Exercise goal:
Transcribe all of the records word for word, but omit the pictures.

Data supplied:
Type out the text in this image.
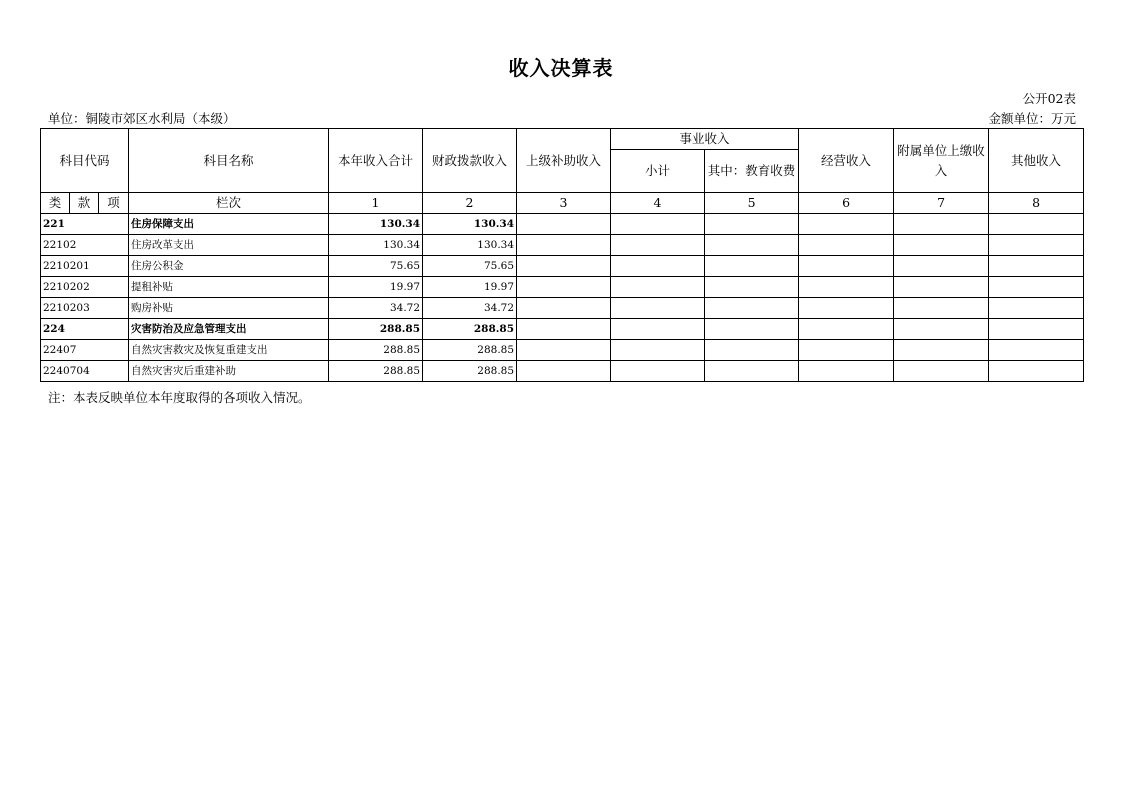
收入决算表
公开02表
单位：铜陵市郊区水利局（本级）	金额单位：万元
科目代码			科目名称	本年收入合计	财政拨款收入	上级补助收入	事业收入		经营收入	附属单位上缴收入	其他收入
							小计	其中：教育收费			
类	款	项	栏次	1	2	3	4	5	6	7	8
221			住房保障支出	130.34	130.34						
22102			住房改革支出	130.34	130.34						
2210201			住房公积金	75.65	75.65						
2210202			提租补贴	19.97	19.97						
2210203			购房补贴	34.72	34.72						
224			灾害防治及应急管理支出	288.85	288.85						
22407			自然灾害救灾及恢复重建支出	288.85	288.85						
2240704			自然灾害灾后重建补助	288.85	288.85						
注：本表反映单位本年度取得的各项收入情况。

Complete response:
Type out the text in this image.
收入决算表
公开02表
单位：铜陵市郊区水利局（本级）	金额单位：万元
科目代码			科目名称	本年收入合计	财政拨款收入	上级补助收入	事业收入		经营收入	附属单位上缴收入	其他收入
							小计	其中：教育收费			
类	款	项	栏次	1	2	3	4	5	6	7	8
221			住房保障支出	130.34	130.34						
22102			住房改革支出	130.34	130.34						
2210201			住房公积金	75.65	75.65						
2210202			提租补贴	19.97	19.97						
2210203			购房补贴	34.72	34.72						
224			灾害防治及应急管理支出	288.85	288.85						
22407			自然灾害救灾及恢复重建支出	288.85	288.85						
2240704			自然灾害灾后重建补助	288.85	288.85						
注：本表反映单位本年度取得的各项收入情况。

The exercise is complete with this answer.